Your response should give back each record exactly, word for word.

Data records START

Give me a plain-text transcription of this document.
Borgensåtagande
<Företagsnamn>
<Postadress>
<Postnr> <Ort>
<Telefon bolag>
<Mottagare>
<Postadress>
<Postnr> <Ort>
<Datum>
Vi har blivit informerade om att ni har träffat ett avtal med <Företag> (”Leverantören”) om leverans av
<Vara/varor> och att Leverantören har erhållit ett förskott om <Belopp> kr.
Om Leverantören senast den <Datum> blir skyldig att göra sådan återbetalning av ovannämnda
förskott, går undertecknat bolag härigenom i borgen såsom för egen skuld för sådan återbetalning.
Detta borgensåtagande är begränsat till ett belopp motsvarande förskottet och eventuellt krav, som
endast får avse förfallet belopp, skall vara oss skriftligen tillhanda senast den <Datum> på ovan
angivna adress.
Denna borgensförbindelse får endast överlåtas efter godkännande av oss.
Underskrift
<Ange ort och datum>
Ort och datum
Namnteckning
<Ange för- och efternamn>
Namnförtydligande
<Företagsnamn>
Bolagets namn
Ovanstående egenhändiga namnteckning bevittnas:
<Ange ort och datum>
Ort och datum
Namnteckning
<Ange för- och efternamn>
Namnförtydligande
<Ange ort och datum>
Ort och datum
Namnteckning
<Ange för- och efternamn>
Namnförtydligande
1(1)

Data records END

§ Response below:
Give me a plain-text transcription of this document.
Borgensåtagande
<Företagsnamn>
<Postadress>
<Postnr> <Ort>
<Telefon bolag>
<Mottagare>
<Postadress>
<Postnr> <Ort>
<Datum>
Vi har blivit informerade om att ni har träffat ett avtal med <Företag> (”Leverantören”) om leverans av
<Vara/varor> och att Leverantören har erhållit ett förskott om <Belopp> kr.
Om Leverantören senast den <Datum> blir skyldig att göra sådan återbetalning av ovannämnda
förskott, går undertecknat bolag härigenom i borgen såsom för egen skuld för sådan återbetalning.
Detta borgensåtagande är begränsat till ett belopp motsvarande förskottet och eventuellt krav, som
endast får avse förfallet belopp, skall vara oss skriftligen tillhanda senast den <Datum> på ovan
angivna adress.
Denna borgensförbindelse får endast överlåtas efter godkännande av oss.
Underskrift
<Ange ort och datum>
Ort och datum
Namnteckning
<Ange för- och efternamn>
Namnförtydligande
<Företagsnamn>
Bolagets namn
Ovanstående egenhändiga namnteckning bevittnas:
<Ange ort och datum>
Ort och datum
Namnteckning
<Ange för- och efternamn>
Namnförtydligande
<Ange ort och datum>
Ort och datum
Namnteckning
<Ange för- och efternamn>
Namnförtydligande
1(1)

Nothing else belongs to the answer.